▶ **WHAT NEEDS TO BE DONE**:
Here are some entries; quote each one exactly.
[Start of SOURCE MATERIAL]
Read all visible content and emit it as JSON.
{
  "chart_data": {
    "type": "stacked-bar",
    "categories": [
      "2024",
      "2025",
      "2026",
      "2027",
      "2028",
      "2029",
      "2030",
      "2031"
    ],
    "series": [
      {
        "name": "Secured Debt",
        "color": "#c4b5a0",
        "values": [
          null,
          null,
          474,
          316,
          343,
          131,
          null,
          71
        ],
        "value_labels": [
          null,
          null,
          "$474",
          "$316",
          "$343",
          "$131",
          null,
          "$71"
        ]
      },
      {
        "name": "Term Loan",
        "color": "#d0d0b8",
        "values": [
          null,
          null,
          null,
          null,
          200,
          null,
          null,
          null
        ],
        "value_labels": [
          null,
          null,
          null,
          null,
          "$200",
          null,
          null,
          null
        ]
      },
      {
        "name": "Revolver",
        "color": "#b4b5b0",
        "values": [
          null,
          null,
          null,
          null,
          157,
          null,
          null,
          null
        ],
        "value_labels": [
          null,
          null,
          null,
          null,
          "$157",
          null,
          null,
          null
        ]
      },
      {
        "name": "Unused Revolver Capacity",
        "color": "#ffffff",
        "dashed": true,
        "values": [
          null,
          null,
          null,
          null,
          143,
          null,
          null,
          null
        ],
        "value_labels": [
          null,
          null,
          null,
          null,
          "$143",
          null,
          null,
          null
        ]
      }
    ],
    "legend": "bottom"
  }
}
[End of SOURCE MATERIAL]
▶ **EXERCISE OUTPUT**:
Read all visible content and emit it as JSON.
{
  "chart_data": {
    "type": "stacked-bar",
    "categories": [
      "2024",
      "2025",
      "2026",
      "2027",
      "2028",
      "2029",
      "2030",
      "2031"
    ],
    "series": [
      {
        "name": "Secured Debt",
        "color": "#c4b5a0",
        "values": [
          null,
          null,
          474,
          316,
          343,
          131,
          null,
          71
        ],
        "value_labels": [
          null,
          null,
          "$474",
          "$316",
          "$343",
          "$131",
          null,
          "$71"
        ]
      },
      {
        "name": "Term Loan",
        "color": "#d0d0b8",
        "values": [
          null,
          null,
          null,
          null,
          200,
          null,
          null,
          null
        ],
        "value_labels": [
          null,
          null,
          null,
          null,
          "$200",
          null,
          null,
          null
        ]
      },
      {
        "name": "Revolver",
        "color": "#b4b5b0",
        "values": [
          null,
          null,
          null,
          null,
          157,
          null,
          null,
          null
        ],
        "value_labels": [
          null,
          null,
          null,
          null,
          "$157",
          null,
          null,
          null
        ]
      },
      {
        "name": "Unused Revolver Capacity",
        "color": "#ffffff",
        "dashed": true,
        "values": [
          null,
          null,
          null,
          null,
          143,
          null,
          null,
          null
        ],
        "value_labels": [
          null,
          null,
          null,
          null,
          "$143",
          null,
          null,
          null
        ]
      }
    ],
    "legend": "bottom"
  }
}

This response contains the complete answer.